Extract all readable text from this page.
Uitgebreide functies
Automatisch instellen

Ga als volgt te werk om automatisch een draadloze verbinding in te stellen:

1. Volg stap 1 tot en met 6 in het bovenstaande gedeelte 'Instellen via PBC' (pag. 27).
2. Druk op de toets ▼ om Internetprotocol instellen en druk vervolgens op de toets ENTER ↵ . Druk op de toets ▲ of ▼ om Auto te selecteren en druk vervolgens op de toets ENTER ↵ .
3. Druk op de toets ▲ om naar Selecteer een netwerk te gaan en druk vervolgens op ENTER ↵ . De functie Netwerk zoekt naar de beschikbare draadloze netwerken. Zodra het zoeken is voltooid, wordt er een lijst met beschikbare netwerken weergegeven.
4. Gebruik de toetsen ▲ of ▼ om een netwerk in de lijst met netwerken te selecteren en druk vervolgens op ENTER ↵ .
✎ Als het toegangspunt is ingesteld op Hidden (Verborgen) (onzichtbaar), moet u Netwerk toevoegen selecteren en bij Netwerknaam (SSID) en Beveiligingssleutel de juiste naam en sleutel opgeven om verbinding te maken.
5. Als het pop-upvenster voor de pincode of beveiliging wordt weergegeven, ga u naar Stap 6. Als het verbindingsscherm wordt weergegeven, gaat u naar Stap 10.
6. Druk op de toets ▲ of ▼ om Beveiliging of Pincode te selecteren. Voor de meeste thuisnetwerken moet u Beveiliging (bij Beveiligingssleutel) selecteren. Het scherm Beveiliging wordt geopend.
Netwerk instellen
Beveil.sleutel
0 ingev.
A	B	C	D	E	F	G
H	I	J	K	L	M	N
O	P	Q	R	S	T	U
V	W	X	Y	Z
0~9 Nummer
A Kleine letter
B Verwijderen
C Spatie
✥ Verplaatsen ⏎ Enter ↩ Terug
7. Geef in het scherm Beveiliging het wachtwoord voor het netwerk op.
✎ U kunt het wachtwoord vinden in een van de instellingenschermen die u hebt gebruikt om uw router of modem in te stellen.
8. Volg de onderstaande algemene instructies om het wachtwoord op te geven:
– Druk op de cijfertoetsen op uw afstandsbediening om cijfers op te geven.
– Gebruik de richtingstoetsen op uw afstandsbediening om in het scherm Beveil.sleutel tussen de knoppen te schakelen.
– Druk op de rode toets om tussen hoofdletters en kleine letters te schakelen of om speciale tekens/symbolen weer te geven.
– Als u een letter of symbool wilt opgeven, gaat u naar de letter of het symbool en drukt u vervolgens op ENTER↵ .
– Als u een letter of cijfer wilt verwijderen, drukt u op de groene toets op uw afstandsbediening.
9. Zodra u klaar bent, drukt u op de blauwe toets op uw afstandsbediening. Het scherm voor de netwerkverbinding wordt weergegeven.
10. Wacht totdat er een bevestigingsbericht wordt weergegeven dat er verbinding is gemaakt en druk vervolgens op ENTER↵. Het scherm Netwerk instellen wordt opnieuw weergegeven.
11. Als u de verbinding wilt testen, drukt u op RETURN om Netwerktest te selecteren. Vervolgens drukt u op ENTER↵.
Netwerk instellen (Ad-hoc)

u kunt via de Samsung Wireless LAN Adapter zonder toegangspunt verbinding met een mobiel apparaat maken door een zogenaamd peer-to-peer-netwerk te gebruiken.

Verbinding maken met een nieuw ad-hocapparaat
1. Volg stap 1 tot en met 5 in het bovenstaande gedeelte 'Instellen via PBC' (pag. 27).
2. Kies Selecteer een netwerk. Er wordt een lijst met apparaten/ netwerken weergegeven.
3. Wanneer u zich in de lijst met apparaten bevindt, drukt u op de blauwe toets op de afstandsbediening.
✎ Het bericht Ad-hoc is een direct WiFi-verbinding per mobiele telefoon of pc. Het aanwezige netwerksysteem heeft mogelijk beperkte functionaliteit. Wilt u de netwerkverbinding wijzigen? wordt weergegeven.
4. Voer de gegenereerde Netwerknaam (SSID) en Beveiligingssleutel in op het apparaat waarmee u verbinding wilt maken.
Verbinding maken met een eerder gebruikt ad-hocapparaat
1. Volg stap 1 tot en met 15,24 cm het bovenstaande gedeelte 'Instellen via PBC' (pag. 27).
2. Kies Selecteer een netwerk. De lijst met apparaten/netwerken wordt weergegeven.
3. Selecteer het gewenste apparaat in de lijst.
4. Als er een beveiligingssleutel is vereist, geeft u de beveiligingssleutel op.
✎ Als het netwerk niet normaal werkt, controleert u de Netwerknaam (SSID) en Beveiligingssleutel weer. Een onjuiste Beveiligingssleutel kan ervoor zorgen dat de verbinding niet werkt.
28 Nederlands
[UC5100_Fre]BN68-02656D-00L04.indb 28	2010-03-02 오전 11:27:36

# Instruction:
Retype all the material above precisely, with no line left out.

# Response:
Extract all readable text from this page.
Uitgebreide functies
Automatisch instellen

Ga als volgt te werk om automatisch een draadloze verbinding in te stellen:

1. Volg stap 1 tot en met 6 in het bovenstaande gedeelte 'Instellen via PBC' (pag. 27).
2. Druk op de toets ▼ om Internetprotocol instellen en druk vervolgens op de toets ENTER ↵ . Druk op de toets ▲ of ▼ om Auto te selecteren en druk vervolgens op de toets ENTER ↵ .
3. Druk op de toets ▲ om naar Selecteer een netwerk te gaan en druk vervolgens op ENTER ↵ . De functie Netwerk zoekt naar de beschikbare draadloze netwerken. Zodra het zoeken is voltooid, wordt er een lijst met beschikbare netwerken weergegeven.
4. Gebruik de toetsen ▲ of ▼ om een netwerk in de lijst met netwerken te selecteren en druk vervolgens op ENTER ↵ .
✎ Als het toegangspunt is ingesteld op Hidden (Verborgen) (onzichtbaar), moet u Netwerk toevoegen selecteren en bij Netwerknaam (SSID) en Beveiligingssleutel de juiste naam en sleutel opgeven om verbinding te maken.
5. Als het pop-upvenster voor de pincode of beveiliging wordt weergegeven, ga u naar Stap 6. Als het verbindingsscherm wordt weergegeven, gaat u naar Stap 10.
6. Druk op de toets ▲ of ▼ om Beveiliging of Pincode te selecteren. Voor de meeste thuisnetwerken moet u Beveiliging (bij Beveiligingssleutel) selecteren. Het scherm Beveiliging wordt geopend.
Netwerk instellen
Beveil.sleutel
0 ingev.
A	B	C	D	E	F	G
H	I	J	K	L	M	N
O	P	Q	R	S	T	U
V	W	X	Y	Z
0~9 Nummer
A Kleine letter
B Verwijderen
C Spatie
✥ Verplaatsen ⏎ Enter ↩ Terug
7. Geef in het scherm Beveiliging het wachtwoord voor het netwerk op.
✎ U kunt het wachtwoord vinden in een van de instellingenschermen die u hebt gebruikt om uw router of modem in te stellen.
8. Volg de onderstaande algemene instructies om het wachtwoord op te geven:
– Druk op de cijfertoetsen op uw afstandsbediening om cijfers op te geven.
– Gebruik de richtingstoetsen op uw afstandsbediening om in het scherm Beveil.sleutel tussen de knoppen te schakelen.
– Druk op de rode toets om tussen hoofdletters en kleine letters te schakelen of om speciale tekens/symbolen weer te geven.
– Als u een letter of symbool wilt opgeven, gaat u naar de letter of het symbool en drukt u vervolgens op ENTER↵ .
– Als u een letter of cijfer wilt verwijderen, drukt u op de groene toets op uw afstandsbediening.
9. Zodra u klaar bent, drukt u op de blauwe toets op uw afstandsbediening. Het scherm voor de netwerkverbinding wordt weergegeven.
10. Wacht totdat er een bevestigingsbericht wordt weergegeven dat er verbinding is gemaakt en druk vervolgens op ENTER↵. Het scherm Netwerk instellen wordt opnieuw weergegeven.
11. Als u de verbinding wilt testen, drukt u op RETURN om Netwerktest te selecteren. Vervolgens drukt u op ENTER↵.
Netwerk instellen (Ad-hoc)

u kunt via de Samsung Wireless LAN Adapter zonder toegangspunt verbinding met een mobiel apparaat maken door een zogenaamd peer-to-peer-netwerk te gebruiken.

Verbinding maken met een nieuw ad-hocapparaat
1. Volg stap 1 tot en met 5 in het bovenstaande gedeelte 'Instellen via PBC' (pag. 27).
2. Kies Selecteer een netwerk. Er wordt een lijst met apparaten/ netwerken weergegeven.
3. Wanneer u zich in de lijst met apparaten bevindt, drukt u op de blauwe toets op de afstandsbediening.
✎ Het bericht Ad-hoc is een direct WiFi-verbinding per mobiele telefoon of pc. Het aanwezige netwerksysteem heeft mogelijk beperkte functionaliteit. Wilt u de netwerkverbinding wijzigen? wordt weergegeven.
4. Voer de gegenereerde Netwerknaam (SSID) en Beveiligingssleutel in op het apparaat waarmee u verbinding wilt maken.
Verbinding maken met een eerder gebruikt ad-hocapparaat
1. Volg stap 1 tot en met 15,24 cm het bovenstaande gedeelte 'Instellen via PBC' (pag. 27).
2. Kies Selecteer een netwerk. De lijst met apparaten/netwerken wordt weergegeven.
3. Selecteer het gewenste apparaat in de lijst.
4. Als er een beveiligingssleutel is vereist, geeft u de beveiligingssleutel op.
✎ Als het netwerk niet normaal werkt, controleert u de Netwerknaam (SSID) en Beveiligingssleutel weer. Een onjuiste Beveiligingssleutel kan ervoor zorgen dat de verbinding niet werkt.
28 Nederlands
[UC5100_Fre]BN68-02656D-00L04.indb 28	2010-03-02 오전 11:27:36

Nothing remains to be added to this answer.